DOCUMENT SEGMENT
* * * * *

There were some freakin' awkward sexual scenes.
Then there were the long drawn out court scenes that were just so tedious.
I gathered from these scenes Owens is also unclear about travel times from the Greenville to the OBX. (Also I’m not sure if there ever was a Piedmont Hotel in Greenville, which is in the coastal plain and not the Piedmont. However, there IS one in Waynesville, which is also not in the Piedmont. Waynesville is in the mountains near.....guess where....Asheville.) Someone buy the woman a freakin’ map since she clearly doesn’t know what Google is.
The working of the town vs Kya also bothered me. It's like Owens knows that the OBX people are a difficult community to become a part of without truly understanding the whys and hows of it all.
Kya's character development was just so frustrating overall. And some of the stuff she accomplishes requires a tremendous suspension of disbelief. Owens definitely wanted the reader to see her a certain way. She is a manic pixie dream girl in a marsh until suddenly she isn't...

* * * * *

Region and label listings:
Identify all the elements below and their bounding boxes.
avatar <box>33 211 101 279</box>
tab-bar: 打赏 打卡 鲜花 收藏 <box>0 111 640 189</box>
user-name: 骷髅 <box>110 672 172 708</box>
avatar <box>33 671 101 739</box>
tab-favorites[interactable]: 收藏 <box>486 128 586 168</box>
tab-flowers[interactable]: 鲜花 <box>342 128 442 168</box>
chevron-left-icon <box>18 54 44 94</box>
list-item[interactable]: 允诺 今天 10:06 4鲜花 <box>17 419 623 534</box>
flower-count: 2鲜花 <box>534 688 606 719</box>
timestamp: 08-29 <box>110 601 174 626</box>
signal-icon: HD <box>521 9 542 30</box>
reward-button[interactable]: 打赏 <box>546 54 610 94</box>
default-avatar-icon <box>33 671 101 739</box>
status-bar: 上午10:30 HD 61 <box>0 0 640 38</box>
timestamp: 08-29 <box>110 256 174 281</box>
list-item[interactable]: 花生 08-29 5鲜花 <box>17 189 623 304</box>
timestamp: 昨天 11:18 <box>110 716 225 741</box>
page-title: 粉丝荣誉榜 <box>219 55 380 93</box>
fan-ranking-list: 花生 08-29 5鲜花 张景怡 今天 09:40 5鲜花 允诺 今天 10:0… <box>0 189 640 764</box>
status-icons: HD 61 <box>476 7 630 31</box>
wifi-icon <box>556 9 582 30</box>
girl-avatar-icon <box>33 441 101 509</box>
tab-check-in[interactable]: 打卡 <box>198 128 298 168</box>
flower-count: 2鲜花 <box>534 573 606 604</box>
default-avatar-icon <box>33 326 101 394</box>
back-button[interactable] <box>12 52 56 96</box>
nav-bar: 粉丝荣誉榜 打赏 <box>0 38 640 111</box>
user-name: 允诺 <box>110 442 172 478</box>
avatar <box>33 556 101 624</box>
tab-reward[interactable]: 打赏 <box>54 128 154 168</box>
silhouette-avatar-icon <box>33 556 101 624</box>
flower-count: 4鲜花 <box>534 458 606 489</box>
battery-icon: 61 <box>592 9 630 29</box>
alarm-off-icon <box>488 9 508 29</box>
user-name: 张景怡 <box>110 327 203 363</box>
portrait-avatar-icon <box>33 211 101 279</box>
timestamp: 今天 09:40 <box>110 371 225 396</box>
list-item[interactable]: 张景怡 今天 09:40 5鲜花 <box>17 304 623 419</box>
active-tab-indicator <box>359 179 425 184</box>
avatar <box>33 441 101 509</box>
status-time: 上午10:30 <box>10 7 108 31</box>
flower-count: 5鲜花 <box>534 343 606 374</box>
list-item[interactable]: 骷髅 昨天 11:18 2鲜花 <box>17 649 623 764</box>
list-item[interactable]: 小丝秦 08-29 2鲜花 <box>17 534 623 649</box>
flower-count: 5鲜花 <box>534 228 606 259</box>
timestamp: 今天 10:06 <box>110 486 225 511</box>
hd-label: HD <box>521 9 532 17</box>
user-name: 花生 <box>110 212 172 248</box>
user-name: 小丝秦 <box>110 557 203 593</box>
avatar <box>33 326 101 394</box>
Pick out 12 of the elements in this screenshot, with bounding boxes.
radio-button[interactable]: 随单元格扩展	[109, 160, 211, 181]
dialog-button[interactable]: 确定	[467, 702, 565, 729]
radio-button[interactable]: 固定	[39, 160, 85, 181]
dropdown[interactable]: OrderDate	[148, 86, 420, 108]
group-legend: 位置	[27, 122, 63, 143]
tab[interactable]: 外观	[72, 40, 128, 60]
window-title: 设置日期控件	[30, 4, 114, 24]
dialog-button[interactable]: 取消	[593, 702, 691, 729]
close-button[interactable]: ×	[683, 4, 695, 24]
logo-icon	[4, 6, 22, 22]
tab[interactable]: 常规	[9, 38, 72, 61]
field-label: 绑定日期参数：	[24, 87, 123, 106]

* * * * *

REQUIREMENT 1
According to the review, where is Waynesville located?
REQUIREMENT 2
From the review, echo the passage that opens with the words containing "The working of" and closes with "hows of it all.".

FINISHED ANSWER 1
In the mountains near Asheville.

FINISHED ANSWER 2
The working of the town vs Kya also bothered me. It's like Owens knows that the OBX people are a difficult community to become a part of without truly understanding the whys and hows of it all.